## EXERCISE GOAL
Copy the records from the beginning through the line containing "table-row[interactable]: 产品营销 15天", switching every "未开始" to "待开始" and leaving all else unchanged.

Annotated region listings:

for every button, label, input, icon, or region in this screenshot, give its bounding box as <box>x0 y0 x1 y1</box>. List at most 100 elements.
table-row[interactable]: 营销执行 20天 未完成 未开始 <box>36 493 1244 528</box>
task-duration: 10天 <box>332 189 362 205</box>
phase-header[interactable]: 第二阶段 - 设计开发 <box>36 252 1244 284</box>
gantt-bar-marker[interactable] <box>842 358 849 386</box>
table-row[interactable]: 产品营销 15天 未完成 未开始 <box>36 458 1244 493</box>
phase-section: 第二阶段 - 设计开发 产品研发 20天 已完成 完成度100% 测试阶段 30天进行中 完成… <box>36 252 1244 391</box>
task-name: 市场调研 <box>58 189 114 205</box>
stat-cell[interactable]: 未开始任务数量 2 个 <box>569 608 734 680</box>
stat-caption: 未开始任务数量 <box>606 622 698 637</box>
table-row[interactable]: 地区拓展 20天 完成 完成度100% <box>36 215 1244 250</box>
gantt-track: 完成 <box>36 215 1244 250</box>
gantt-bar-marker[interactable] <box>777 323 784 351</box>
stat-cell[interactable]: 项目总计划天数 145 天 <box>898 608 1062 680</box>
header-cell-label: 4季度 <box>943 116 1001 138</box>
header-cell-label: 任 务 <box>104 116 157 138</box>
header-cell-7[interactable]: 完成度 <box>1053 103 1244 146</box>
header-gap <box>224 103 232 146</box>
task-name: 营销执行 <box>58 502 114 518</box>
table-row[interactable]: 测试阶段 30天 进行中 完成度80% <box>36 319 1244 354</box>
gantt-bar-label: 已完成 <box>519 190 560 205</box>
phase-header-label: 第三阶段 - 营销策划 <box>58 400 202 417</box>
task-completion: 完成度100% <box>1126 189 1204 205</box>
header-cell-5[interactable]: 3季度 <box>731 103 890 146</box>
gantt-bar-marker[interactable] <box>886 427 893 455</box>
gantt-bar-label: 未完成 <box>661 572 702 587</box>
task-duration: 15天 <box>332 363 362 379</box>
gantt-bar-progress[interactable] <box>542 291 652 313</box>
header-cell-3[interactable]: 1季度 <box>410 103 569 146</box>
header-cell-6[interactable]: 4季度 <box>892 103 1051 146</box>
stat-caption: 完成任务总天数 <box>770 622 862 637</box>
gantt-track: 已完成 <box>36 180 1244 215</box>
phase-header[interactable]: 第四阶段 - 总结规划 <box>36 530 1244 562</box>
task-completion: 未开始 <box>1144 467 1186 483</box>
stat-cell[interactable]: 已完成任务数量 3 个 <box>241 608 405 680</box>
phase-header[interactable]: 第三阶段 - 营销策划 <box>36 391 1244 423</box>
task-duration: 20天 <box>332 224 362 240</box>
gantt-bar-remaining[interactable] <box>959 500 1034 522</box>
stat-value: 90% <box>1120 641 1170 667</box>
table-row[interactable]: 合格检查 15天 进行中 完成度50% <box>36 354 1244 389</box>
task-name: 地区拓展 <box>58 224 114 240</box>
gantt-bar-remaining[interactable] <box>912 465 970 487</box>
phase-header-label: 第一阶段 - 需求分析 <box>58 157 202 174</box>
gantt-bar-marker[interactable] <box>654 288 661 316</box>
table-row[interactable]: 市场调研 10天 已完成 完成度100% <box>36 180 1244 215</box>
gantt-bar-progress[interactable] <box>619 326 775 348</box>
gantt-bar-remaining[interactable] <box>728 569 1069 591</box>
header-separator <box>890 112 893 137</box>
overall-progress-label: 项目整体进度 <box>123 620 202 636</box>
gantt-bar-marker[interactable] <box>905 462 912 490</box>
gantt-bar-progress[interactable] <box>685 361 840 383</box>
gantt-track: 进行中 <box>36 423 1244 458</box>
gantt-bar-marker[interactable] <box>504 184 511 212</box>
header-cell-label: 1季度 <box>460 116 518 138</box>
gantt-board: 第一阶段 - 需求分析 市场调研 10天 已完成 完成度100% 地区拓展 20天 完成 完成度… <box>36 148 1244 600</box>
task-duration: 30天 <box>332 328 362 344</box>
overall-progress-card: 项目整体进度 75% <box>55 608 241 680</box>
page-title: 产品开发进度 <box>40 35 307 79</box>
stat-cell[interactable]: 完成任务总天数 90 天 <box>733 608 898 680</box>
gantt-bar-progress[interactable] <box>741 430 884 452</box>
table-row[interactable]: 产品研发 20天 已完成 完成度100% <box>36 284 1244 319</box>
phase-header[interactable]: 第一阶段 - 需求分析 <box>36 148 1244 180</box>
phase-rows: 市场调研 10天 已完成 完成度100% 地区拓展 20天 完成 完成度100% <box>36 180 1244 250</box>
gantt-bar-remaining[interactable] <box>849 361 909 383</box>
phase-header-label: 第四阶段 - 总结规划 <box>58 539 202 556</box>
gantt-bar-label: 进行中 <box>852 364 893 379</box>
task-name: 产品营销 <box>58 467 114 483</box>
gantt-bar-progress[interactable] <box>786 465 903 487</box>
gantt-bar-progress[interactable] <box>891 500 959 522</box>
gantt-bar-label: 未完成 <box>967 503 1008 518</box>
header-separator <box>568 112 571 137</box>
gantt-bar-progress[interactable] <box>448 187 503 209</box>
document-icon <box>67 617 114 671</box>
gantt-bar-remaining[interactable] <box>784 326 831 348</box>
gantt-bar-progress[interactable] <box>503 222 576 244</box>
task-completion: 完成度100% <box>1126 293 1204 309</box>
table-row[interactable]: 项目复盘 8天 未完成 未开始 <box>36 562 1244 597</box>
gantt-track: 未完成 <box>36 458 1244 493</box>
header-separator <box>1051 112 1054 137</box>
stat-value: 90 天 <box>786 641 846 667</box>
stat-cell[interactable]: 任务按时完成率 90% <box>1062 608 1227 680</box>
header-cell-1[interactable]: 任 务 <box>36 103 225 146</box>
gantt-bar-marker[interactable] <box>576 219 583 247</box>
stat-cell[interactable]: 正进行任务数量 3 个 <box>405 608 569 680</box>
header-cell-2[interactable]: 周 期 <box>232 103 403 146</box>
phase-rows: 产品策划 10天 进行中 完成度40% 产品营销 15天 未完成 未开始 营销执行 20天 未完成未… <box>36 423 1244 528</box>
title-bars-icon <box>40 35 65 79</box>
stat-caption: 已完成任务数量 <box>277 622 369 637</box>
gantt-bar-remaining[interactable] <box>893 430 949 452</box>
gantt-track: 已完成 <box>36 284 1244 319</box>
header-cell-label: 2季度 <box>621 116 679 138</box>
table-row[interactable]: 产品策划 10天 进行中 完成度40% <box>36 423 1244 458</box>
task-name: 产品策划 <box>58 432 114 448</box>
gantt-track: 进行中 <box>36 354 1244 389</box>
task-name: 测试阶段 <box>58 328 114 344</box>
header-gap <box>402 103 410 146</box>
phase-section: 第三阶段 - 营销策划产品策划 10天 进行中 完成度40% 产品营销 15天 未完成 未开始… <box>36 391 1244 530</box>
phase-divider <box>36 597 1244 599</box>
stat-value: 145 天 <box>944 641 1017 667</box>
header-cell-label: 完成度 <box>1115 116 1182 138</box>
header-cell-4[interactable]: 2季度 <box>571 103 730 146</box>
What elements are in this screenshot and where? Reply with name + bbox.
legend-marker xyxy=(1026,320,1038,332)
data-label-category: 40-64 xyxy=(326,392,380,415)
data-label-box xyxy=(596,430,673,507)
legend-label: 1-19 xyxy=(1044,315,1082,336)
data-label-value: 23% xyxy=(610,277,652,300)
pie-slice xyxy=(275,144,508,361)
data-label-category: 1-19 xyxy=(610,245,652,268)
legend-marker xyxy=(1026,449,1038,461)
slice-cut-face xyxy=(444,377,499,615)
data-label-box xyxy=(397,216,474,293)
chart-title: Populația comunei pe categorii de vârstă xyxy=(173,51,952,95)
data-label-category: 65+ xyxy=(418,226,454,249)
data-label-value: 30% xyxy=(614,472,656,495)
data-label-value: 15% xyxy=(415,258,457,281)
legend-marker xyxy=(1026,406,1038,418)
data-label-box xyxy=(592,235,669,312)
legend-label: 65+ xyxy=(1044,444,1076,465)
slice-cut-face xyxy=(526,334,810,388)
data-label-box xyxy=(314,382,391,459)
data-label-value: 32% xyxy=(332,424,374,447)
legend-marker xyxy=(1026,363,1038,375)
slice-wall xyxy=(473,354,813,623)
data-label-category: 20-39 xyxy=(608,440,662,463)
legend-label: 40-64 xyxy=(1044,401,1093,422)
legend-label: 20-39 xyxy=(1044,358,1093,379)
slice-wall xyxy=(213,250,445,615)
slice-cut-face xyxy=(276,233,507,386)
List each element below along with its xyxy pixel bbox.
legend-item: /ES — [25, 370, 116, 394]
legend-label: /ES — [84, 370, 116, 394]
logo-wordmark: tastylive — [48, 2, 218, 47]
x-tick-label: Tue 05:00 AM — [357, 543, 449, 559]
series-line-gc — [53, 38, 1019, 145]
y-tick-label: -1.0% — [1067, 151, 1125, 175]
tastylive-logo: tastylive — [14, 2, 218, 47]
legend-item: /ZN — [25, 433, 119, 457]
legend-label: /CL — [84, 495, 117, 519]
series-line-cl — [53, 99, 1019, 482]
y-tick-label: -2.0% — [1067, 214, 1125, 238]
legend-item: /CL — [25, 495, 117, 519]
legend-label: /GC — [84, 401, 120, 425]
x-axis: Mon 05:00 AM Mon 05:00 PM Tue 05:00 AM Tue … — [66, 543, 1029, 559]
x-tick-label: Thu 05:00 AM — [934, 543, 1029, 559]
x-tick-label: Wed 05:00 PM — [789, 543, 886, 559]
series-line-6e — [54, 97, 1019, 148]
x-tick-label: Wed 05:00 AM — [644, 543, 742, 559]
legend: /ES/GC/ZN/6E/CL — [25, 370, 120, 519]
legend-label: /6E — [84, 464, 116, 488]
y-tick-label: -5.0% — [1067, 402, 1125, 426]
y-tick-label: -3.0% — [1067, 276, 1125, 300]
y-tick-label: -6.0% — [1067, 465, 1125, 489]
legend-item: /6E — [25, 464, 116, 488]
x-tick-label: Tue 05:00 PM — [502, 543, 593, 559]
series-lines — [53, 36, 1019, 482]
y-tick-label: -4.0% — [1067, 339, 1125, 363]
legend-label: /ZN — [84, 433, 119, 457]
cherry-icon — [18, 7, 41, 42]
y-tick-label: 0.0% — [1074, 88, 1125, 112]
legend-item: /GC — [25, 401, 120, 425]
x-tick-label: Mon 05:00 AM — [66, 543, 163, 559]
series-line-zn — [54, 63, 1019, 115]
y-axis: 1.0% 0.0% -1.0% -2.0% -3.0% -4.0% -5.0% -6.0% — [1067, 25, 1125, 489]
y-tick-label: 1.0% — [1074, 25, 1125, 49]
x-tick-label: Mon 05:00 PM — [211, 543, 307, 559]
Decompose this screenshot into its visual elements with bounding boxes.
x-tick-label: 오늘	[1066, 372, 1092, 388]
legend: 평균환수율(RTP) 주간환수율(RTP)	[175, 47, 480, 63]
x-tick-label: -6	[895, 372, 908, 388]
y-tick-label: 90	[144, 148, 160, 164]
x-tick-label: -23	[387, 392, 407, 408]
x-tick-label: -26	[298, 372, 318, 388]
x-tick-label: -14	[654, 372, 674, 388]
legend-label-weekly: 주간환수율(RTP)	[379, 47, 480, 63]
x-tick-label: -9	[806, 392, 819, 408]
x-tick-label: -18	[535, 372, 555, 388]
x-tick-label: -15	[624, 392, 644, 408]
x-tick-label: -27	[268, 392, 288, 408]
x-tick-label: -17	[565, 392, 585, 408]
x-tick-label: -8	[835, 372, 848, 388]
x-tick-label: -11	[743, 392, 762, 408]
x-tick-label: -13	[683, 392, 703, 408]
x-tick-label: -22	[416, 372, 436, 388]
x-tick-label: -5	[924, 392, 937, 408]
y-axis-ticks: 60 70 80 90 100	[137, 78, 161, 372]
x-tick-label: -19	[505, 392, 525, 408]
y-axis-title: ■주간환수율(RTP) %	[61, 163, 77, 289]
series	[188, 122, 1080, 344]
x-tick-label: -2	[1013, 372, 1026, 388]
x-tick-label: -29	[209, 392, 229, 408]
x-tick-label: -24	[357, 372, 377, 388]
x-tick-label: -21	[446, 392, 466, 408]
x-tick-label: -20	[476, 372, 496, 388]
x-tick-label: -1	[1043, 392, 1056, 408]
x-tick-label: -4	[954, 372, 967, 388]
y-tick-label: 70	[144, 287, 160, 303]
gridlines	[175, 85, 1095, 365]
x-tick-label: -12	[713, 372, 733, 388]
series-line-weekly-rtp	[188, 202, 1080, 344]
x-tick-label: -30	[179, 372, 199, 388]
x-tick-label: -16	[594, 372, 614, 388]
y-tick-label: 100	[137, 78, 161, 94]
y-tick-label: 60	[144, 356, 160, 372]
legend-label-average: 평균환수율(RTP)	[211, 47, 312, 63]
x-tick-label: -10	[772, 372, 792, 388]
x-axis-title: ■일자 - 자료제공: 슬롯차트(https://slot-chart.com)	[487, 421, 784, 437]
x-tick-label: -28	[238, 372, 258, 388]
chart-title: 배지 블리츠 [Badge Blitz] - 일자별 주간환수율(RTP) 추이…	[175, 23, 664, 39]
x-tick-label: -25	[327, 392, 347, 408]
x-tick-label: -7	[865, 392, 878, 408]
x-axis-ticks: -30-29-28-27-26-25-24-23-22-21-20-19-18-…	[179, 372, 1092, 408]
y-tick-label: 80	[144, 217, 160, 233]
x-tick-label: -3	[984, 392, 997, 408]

## FINISHED EXERCISE
for every button, label, input, icon, or region in this screenshot, give its bounding box as <box>x0 y0 x1 y1</box>. List at most 100 elements.
table-row[interactable]: 营销执行 20天 未完成 待开始 <box>36 493 1244 528</box>
task-duration: 10天 <box>332 189 362 205</box>
phase-header[interactable]: 第二阶段 - 设计开发 <box>36 252 1244 284</box>
gantt-bar-marker[interactable] <box>842 358 849 386</box>
table-row[interactable]: 产品营销 15天 未完成 待开始 <box>36 458 1244 493</box>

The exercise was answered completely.